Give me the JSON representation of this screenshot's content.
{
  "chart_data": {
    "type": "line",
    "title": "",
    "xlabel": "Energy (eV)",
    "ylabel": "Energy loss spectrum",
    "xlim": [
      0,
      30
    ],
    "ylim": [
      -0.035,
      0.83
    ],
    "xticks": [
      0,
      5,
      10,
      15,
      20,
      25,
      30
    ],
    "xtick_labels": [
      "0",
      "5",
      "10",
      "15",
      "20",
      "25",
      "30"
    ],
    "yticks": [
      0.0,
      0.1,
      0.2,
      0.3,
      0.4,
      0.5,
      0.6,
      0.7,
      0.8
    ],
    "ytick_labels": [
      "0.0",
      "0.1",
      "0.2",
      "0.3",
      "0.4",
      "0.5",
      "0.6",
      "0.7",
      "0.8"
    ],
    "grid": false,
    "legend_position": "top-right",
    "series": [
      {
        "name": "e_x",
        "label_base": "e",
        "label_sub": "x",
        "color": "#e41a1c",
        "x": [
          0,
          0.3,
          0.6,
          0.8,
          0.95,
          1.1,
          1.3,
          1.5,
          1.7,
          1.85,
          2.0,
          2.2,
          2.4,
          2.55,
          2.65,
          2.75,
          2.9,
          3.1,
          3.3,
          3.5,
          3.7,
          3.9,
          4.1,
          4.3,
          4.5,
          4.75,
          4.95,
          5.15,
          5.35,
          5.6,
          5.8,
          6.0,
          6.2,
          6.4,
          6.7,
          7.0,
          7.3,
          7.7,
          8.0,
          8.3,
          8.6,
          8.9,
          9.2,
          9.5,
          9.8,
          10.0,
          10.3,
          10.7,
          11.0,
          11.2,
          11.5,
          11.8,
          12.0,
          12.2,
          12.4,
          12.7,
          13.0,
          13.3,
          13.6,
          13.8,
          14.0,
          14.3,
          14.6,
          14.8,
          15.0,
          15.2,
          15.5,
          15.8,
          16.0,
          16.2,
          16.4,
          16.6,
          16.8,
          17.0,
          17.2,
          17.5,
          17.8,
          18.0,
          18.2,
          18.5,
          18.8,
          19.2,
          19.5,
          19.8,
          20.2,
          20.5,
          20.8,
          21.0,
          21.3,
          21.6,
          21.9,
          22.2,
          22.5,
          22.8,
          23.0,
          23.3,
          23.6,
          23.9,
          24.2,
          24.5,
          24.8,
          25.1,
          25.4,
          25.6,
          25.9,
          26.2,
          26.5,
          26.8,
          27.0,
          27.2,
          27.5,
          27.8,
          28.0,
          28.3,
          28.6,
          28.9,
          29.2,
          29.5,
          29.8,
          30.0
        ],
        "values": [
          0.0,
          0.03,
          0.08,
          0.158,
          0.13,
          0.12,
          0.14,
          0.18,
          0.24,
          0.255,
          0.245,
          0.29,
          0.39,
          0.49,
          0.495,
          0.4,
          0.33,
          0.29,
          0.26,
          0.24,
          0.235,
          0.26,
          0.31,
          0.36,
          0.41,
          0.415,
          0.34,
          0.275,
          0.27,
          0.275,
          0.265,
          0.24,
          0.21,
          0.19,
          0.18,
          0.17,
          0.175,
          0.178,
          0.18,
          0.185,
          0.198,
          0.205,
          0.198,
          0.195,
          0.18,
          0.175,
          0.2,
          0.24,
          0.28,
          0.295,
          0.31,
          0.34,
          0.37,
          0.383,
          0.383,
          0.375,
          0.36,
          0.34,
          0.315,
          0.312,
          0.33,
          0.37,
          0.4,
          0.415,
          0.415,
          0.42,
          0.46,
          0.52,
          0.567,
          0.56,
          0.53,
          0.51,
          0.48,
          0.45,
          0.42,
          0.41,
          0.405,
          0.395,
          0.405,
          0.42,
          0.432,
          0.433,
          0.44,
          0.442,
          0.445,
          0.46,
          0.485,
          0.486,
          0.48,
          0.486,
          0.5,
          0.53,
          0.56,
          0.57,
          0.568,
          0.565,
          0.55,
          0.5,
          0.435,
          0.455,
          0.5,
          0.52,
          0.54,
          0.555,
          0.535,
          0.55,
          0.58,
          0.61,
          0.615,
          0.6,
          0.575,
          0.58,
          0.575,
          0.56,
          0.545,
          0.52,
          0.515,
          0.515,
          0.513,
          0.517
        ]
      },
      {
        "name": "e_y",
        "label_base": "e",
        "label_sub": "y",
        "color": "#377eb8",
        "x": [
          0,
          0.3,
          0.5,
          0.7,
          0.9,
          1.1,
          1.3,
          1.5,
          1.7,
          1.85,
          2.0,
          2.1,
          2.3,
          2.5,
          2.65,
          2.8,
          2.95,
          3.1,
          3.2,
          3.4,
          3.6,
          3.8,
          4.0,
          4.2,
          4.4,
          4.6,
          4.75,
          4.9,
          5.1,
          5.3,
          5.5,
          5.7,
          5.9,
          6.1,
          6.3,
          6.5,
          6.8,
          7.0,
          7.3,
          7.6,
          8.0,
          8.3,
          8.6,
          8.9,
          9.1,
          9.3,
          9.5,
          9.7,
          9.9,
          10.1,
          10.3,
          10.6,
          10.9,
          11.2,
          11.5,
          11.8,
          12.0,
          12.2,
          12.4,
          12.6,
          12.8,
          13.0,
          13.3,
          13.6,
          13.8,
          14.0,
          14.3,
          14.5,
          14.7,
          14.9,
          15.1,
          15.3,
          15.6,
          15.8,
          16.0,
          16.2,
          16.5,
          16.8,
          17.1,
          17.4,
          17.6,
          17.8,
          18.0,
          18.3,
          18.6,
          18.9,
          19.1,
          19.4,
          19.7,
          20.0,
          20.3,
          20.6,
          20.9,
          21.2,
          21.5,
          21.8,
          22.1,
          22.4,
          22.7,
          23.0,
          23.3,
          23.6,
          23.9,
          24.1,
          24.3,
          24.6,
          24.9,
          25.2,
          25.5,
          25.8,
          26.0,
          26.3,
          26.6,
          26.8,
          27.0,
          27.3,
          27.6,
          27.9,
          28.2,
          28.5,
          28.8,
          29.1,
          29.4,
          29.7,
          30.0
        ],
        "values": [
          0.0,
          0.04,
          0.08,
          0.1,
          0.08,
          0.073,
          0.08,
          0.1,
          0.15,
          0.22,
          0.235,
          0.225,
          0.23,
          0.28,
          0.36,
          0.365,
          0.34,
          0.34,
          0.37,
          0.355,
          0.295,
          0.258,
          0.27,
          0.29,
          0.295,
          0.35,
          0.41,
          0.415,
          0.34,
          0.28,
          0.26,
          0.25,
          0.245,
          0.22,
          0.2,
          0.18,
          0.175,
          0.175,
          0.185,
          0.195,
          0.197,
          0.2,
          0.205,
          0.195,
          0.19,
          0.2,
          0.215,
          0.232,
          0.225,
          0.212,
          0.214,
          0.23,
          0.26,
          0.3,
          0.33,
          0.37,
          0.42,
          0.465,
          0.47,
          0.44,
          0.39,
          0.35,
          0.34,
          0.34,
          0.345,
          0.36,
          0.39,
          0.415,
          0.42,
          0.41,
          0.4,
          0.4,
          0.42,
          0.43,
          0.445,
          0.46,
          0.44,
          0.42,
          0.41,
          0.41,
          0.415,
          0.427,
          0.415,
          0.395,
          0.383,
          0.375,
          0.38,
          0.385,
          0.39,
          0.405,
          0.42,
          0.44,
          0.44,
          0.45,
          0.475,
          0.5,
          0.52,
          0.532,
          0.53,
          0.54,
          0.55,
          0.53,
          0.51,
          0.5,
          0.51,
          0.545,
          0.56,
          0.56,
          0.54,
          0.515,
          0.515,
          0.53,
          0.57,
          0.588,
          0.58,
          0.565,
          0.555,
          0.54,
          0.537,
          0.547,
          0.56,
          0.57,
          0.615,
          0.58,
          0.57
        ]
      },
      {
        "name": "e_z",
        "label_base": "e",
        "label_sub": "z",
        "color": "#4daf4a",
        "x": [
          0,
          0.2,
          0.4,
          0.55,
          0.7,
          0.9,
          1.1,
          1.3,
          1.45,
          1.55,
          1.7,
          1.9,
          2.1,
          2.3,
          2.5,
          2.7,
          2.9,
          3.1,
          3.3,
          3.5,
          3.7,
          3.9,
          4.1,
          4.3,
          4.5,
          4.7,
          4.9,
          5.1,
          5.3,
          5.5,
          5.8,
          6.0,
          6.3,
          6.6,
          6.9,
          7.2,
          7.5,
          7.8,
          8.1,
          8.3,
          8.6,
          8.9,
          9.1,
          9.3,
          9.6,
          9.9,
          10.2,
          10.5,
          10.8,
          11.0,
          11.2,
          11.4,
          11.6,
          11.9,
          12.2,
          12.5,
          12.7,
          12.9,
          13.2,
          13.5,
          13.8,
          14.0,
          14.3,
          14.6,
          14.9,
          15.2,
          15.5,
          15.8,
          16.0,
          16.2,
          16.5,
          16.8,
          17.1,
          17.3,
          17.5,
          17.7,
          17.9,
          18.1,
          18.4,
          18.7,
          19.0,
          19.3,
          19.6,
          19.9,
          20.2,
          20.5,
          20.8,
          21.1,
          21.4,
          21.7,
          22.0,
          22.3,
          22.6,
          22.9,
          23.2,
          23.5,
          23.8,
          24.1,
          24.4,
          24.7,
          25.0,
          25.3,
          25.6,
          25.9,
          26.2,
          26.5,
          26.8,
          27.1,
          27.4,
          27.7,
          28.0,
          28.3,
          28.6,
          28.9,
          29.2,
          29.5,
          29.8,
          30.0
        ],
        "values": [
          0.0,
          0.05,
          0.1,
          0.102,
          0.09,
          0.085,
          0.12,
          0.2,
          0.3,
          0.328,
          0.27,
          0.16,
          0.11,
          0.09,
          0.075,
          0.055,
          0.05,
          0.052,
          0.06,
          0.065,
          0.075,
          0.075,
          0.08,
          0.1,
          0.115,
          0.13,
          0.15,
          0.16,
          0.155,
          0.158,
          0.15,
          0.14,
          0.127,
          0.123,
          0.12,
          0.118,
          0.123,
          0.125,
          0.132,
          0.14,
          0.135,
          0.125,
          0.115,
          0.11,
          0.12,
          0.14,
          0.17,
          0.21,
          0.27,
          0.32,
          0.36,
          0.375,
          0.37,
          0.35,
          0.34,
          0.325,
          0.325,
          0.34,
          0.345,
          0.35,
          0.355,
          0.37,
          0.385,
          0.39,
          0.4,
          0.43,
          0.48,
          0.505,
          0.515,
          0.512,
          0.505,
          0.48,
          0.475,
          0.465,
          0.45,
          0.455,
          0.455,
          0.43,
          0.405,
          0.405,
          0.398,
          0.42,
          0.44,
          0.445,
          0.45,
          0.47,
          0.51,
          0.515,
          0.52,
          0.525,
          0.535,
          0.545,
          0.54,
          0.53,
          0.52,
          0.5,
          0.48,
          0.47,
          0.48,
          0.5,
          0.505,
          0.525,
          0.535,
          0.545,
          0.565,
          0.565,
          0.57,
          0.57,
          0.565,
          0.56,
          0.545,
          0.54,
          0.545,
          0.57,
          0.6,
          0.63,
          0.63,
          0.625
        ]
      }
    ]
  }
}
.....
#### Stated exercise
Pull every line containing "color" from the material above.

#### The result
        "color": "#e41a1c",
        "color": "#377eb8",
        "color": "#4daf4a",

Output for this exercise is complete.